PROVIDED ENTRIES
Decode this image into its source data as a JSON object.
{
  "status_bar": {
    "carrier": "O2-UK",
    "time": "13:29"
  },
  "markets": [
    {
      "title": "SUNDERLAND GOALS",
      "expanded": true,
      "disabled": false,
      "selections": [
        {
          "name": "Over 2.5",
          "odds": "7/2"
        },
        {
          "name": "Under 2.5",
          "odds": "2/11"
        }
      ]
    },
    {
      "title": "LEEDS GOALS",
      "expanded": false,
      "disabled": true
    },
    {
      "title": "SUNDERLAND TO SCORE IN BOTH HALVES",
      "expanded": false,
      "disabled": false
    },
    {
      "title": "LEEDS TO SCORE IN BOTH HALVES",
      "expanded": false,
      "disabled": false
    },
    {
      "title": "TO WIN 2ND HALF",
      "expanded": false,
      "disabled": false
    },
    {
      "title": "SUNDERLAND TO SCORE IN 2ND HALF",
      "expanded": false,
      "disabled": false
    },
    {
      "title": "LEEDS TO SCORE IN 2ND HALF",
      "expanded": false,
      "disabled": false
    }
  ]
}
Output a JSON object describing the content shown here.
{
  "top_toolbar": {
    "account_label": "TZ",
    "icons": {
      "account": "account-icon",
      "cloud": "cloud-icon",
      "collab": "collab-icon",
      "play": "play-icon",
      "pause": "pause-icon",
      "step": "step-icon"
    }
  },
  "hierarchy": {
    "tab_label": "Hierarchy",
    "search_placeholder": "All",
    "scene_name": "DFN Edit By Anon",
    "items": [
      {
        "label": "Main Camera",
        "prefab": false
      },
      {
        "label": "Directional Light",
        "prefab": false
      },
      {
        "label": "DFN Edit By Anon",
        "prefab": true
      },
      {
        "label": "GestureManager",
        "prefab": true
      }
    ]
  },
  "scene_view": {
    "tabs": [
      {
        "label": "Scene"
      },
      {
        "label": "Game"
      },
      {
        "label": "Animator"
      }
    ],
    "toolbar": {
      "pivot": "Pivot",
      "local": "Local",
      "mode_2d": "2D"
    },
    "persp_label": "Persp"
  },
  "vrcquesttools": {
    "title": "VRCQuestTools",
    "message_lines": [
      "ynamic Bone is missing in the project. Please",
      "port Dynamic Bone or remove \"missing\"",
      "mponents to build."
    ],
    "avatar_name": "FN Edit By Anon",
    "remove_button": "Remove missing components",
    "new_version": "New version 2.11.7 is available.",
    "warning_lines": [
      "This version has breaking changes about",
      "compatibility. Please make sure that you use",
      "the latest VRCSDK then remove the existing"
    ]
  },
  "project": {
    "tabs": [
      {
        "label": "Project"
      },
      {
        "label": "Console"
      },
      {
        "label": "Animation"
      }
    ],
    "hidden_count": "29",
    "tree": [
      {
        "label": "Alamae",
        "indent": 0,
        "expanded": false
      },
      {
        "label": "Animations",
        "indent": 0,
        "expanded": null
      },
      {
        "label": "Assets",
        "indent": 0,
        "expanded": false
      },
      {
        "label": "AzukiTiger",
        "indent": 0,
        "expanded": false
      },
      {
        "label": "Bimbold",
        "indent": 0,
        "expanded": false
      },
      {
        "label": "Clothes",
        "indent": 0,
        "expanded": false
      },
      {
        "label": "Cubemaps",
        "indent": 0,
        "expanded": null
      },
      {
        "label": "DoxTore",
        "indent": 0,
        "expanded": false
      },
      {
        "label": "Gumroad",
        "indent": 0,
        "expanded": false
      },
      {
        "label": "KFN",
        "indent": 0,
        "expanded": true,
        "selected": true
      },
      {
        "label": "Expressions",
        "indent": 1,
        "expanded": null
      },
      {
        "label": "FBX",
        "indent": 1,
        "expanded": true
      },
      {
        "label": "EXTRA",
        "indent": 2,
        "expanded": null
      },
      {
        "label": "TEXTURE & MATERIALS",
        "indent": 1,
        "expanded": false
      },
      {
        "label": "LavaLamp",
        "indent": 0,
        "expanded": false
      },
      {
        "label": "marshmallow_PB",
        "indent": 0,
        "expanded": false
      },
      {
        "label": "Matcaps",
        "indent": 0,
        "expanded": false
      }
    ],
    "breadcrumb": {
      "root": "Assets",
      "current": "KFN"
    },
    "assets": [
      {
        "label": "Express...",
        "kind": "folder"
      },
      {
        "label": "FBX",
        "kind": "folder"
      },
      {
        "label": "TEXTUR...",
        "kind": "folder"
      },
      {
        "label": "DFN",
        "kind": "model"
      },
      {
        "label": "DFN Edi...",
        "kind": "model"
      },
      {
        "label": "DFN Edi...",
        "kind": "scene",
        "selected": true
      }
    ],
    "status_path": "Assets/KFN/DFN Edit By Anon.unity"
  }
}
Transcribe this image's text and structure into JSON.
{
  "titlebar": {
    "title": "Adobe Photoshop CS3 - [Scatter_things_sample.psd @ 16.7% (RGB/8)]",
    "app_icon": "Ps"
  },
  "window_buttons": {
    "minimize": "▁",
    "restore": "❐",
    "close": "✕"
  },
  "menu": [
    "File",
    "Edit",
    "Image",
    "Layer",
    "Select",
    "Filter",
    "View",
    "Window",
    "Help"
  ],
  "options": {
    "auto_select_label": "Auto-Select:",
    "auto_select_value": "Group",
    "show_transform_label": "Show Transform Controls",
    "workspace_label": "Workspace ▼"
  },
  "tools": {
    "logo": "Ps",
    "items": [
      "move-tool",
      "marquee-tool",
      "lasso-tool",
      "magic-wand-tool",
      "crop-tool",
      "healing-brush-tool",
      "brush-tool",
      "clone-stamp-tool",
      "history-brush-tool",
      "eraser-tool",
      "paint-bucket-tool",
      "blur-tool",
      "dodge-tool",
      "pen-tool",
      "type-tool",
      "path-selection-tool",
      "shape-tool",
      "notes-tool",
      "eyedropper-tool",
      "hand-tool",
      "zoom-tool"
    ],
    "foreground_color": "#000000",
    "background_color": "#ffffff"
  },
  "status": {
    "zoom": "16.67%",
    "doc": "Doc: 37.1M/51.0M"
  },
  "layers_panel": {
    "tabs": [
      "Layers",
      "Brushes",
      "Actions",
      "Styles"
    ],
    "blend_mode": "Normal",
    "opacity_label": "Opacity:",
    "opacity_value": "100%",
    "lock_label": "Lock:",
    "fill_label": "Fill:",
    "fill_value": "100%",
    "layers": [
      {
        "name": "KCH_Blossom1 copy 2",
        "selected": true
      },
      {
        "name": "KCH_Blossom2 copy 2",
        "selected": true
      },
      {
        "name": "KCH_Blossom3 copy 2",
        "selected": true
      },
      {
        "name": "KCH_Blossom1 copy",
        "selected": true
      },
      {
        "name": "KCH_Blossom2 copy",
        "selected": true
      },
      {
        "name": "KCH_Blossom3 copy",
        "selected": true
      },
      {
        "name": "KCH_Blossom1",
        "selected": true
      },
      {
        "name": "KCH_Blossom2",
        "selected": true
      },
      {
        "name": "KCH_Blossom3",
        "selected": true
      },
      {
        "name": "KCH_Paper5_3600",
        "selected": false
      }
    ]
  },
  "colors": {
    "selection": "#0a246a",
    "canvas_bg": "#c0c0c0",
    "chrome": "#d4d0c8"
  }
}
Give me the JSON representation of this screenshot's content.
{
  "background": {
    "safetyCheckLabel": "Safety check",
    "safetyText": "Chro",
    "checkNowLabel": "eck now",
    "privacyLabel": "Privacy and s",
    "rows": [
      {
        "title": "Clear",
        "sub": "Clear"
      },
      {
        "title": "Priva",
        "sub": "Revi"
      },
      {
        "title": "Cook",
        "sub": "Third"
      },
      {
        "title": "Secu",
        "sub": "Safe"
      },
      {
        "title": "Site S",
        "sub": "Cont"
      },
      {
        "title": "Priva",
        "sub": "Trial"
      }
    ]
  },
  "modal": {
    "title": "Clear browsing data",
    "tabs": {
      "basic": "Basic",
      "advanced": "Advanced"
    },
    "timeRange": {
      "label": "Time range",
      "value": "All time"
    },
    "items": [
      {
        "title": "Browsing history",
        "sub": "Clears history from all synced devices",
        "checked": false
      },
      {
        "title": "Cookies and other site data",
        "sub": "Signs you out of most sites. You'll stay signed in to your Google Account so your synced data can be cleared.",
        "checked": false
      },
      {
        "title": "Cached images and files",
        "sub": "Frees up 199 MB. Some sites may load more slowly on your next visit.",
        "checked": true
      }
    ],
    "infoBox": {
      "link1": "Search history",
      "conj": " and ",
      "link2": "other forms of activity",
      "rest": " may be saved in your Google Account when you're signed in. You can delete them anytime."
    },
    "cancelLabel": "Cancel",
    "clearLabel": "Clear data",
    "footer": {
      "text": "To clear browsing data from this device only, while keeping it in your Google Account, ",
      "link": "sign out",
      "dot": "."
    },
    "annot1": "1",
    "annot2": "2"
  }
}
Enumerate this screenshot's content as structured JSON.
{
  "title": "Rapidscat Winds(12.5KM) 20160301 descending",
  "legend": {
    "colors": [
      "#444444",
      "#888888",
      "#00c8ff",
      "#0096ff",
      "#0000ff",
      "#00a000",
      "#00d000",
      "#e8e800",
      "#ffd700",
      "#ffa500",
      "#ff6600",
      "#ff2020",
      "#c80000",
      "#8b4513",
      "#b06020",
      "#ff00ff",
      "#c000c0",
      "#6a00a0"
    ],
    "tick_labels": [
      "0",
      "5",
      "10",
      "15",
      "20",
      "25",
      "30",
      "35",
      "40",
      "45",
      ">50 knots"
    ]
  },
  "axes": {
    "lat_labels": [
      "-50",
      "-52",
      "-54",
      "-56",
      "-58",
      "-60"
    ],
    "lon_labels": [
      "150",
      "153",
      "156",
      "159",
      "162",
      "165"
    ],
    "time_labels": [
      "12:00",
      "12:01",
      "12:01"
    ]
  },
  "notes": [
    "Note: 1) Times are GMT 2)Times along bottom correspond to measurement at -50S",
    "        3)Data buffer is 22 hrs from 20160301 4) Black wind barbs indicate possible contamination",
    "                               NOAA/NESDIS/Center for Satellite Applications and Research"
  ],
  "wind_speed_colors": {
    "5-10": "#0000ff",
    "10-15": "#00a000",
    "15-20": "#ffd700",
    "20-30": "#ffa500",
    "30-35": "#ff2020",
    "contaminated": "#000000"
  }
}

PROBLEM TO SOLVE
Find every line that has "into" in it, then return those lines.

RESPONSE BELOW
Decode this image into its source data as a JSON object.
Transcribe this image's text and structure into JSON.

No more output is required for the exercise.